**What the exercise asks:**
Copy out all of the data below with no alterations.

**Records supplied:**
↓↓↓

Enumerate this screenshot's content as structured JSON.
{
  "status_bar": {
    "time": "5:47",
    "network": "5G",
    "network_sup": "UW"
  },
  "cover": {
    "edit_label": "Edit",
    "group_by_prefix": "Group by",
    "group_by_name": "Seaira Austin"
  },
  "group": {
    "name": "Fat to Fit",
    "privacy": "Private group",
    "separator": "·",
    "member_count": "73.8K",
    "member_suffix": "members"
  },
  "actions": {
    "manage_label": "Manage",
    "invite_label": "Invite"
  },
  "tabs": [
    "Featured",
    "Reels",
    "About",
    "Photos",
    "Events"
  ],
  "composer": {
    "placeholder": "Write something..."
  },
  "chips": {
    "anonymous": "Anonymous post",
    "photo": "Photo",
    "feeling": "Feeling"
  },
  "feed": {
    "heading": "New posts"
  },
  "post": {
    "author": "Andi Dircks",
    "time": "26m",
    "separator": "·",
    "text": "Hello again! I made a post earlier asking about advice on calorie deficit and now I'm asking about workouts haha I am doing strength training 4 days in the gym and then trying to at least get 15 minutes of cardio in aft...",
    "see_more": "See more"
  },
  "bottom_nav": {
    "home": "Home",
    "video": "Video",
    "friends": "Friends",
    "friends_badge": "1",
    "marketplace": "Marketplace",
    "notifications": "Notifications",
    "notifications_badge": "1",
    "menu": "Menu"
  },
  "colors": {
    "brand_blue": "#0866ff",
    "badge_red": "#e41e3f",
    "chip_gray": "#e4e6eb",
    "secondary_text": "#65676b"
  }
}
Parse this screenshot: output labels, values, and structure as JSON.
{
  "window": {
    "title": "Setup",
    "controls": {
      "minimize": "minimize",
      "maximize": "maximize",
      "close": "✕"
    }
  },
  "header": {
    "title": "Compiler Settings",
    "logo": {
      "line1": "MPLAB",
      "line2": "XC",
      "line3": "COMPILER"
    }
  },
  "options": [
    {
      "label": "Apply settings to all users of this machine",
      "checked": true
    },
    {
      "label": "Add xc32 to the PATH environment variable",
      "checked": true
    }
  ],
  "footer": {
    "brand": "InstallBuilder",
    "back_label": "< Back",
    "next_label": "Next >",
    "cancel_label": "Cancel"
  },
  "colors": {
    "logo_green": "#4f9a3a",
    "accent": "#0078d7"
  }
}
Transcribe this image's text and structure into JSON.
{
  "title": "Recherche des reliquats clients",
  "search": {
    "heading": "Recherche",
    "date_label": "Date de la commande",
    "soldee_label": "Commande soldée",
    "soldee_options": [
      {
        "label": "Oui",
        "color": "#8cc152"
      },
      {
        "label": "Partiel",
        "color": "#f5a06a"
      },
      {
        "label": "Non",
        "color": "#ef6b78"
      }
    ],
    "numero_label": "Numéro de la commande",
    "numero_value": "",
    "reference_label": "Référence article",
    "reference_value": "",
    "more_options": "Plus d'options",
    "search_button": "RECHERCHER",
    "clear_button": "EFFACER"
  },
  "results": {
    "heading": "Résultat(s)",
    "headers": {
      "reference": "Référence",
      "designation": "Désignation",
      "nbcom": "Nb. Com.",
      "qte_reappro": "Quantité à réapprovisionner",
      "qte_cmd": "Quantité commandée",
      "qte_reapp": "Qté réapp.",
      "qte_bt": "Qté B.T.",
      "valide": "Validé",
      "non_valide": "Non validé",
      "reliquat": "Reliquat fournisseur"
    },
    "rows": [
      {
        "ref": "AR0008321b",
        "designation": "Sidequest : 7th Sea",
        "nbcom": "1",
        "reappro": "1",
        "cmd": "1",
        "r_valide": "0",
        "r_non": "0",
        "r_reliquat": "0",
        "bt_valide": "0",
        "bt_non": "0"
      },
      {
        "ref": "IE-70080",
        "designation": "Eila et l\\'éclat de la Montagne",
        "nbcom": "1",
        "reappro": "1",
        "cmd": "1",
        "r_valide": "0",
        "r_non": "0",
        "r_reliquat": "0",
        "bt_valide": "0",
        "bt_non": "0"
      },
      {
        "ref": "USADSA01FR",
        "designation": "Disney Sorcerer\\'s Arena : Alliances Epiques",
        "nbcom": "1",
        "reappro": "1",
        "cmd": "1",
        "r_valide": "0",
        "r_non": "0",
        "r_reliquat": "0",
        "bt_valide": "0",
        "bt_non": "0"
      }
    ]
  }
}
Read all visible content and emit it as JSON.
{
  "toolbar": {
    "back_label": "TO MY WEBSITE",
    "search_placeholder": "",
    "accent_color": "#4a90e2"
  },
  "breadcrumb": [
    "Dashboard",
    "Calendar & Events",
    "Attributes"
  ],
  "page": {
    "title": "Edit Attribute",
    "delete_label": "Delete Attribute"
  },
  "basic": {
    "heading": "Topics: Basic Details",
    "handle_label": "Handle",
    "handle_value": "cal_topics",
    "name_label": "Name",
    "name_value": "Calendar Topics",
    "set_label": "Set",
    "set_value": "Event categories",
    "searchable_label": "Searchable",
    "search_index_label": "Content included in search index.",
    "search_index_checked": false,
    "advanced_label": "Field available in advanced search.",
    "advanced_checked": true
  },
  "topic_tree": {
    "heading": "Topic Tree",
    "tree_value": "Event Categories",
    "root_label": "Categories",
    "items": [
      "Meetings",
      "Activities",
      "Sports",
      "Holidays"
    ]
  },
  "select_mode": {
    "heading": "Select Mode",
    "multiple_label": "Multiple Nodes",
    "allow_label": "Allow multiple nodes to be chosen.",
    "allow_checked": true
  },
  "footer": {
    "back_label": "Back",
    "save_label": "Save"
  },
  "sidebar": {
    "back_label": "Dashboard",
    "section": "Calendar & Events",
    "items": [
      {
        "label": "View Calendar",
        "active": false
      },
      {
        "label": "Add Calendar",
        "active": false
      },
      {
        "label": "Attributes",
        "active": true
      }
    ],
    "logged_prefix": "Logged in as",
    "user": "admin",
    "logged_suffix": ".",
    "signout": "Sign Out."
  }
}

↑↑↑

**Solved exercise:**
Enumerate this screenshot's content as structured JSON.
{
  "status_bar": {
    "time": "5:47",
    "network": "5G",
    "network_sup": "UW"
  },
  "cover": {
    "edit_label": "Edit",
    "group_by_prefix": "Group by",
    "group_by_name": "Seaira Austin"
  },
  "group": {
    "name": "Fat to Fit",
    "privacy": "Private group",
    "separator": "·",
    "member_count": "73.8K",
    "member_suffix": "members"
  },
  "actions": {
    "manage_label": "Manage",
    "invite_label": "Invite"
  },
  "tabs": [
    "Featured",
    "Reels",
    "About",
    "Photos",
    "Events"
  ],
  "composer": {
    "placeholder": "Write something..."
  },
  "chips": {
    "anonymous": "Anonymous post",
    "photo": "Photo",
    "feeling": "Feeling"
  },
  "feed": {
    "heading": "New posts"
  },
  "post": {
    "author": "Andi Dircks",
    "time": "26m",
    "separator": "·",
    "text": "Hello again! I made a post earlier asking about advice on calorie deficit and now I'm asking about workouts haha I am doing strength training 4 days in the gym and then trying to at least get 15 minutes of cardio in aft...",
    "see_more": "See more"
  },
  "bottom_nav": {
    "home": "Home",
    "video": "Video",
    "friends": "Friends",
    "friends_badge": "1",
    "marketplace": "Marketplace",
    "notifications": "Notifications",
    "notifications_badge": "1",
    "menu": "Menu"
  },
  "colors": {
    "brand_blue": "#0866ff",
    "badge_red": "#e41e3f",
    "chip_gray": "#e4e6eb",
    "secondary_text": "#65676b"
  }
}
Parse this screenshot: output labels, values, and structure as JSON.
{
  "window": {
    "title": "Setup",
    "controls": {
      "minimize": "minimize",
      "maximize": "maximize",
      "close": "✕"
    }
  },
  "header": {
    "title": "Compiler Settings",
    "logo": {
      "line1": "MPLAB",
      "line2": "XC",
      "line3": "COMPILER"
    }
  },
  "options": [
    {
      "label": "Apply settings to all users of this machine",
      "checked": true
    },
    {
      "label": "Add xc32 to the PATH environment variable",
      "checked": true
    }
  ],
  "footer": {
    "brand": "InstallBuilder",
    "back_label": "< Back",
    "next_label": "Next >",
    "cancel_label": "Cancel"
  },
  "colors": {
    "logo_green": "#4f9a3a",
    "accent": "#0078d7"
  }
}
Transcribe this image's text and structure into JSON.
{
  "title": "Recherche des reliquats clients",
  "search": {
    "heading": "Recherche",
    "date_label": "Date de la commande",
    "soldee_label": "Commande soldée",
    "soldee_options": [
      {
        "label": "Oui",
        "color": "#8cc152"
      },
      {
        "label": "Partiel",
        "color": "#f5a06a"
      },
      {
        "label": "Non",
        "color": "#ef6b78"
      }
    ],
    "numero_label": "Numéro de la commande",
    "numero_value": "",
    "reference_label": "Référence article",
    "reference_value": "",
    "more_options": "Plus d'options",
    "search_button": "RECHERCHER",
    "clear_button": "EFFACER"
  },
  "results": {
    "heading": "Résultat(s)",
    "headers": {
      "reference": "Référence",
      "designation": "Désignation",
      "nbcom": "Nb. Com.",
      "qte_reappro": "Quantité à réapprovisionner",
      "qte_cmd": "Quantité commandée",
      "qte_reapp": "Qté réapp.",
      "qte_bt": "Qté B.T.",
      "valide": "Validé",
      "non_valide": "Non validé",
      "reliquat": "Reliquat fournisseur"
    },
    "rows": [
      {
        "ref": "AR0008321b",
        "designation": "Sidequest : 7th Sea",
        "nbcom": "1",
        "reappro": "1",
        "cmd": "1",
        "r_valide": "0",
        "r_non": "0",
        "r_reliquat": "0",
        "bt_valide": "0",
        "bt_non": "0"
      },
      {
        "ref": "IE-70080",
        "designation": "Eila et l\\'éclat de la Montagne",
        "nbcom": "1",
        "reappro": "1",
        "cmd": "1",
        "r_valide": "0",
        "r_non": "0",
        "r_reliquat": "0",
        "bt_valide": "0",
        "bt_non": "0"
      },
      {
        "ref": "USADSA01FR",
        "designation": "Disney Sorcerer\\'s Arena : Alliances Epiques",
        "nbcom": "1",
        "reappro": "1",
        "cmd": "1",
        "r_valide": "0",
        "r_non": "0",
        "r_reliquat": "0",
        "bt_valide": "0",
        "bt_non": "0"
      }
    ]
  }
}
Read all visible content and emit it as JSON.
{
  "toolbar": {
    "back_label": "TO MY WEBSITE",
    "search_placeholder": "",
    "accent_color": "#4a90e2"
  },
  "breadcrumb": [
    "Dashboard",
    "Calendar & Events",
    "Attributes"
  ],
  "page": {
    "title": "Edit Attribute",
    "delete_label": "Delete Attribute"
  },
  "basic": {
    "heading": "Topics: Basic Details",
    "handle_label": "Handle",
    "handle_value": "cal_topics",
    "name_label": "Name",
    "name_value": "Calendar Topics",
    "set_label": "Set",
    "set_value": "Event categories",
    "searchable_label": "Searchable",
    "search_index_label": "Content included in search index.",
    "search_index_checked": false,
    "advanced_label": "Field available in advanced search.",
    "advanced_checked": true
  },
  "topic_tree": {
    "heading": "Topic Tree",
    "tree_value": "Event Categories",
    "root_label": "Categories",
    "items": [
      "Meetings",
      "Activities",
      "Sports",
      "Holidays"
    ]
  },
  "select_mode": {
    "heading": "Select Mode",
    "multiple_label": "Multiple Nodes",
    "allow_label": "Allow multiple nodes to be chosen.",
    "allow_checked": true
  },
  "footer": {
    "back_label": "Back",
    "save_label": "Save"
  },
  "sidebar": {
    "back_label": "Dashboard",
    "section": "Calendar & Events",
    "items": [
      {
        "label": "View Calendar",
        "active": false
      },
      {
        "label": "Add Calendar",
        "active": false
      },
      {
        "label": "Attributes",
        "active": true
      }
    ],
    "logged_prefix": "Logged in as",
    "user": "admin",
    "logged_suffix": ".",
    "signout": "Sign Out."
  }
}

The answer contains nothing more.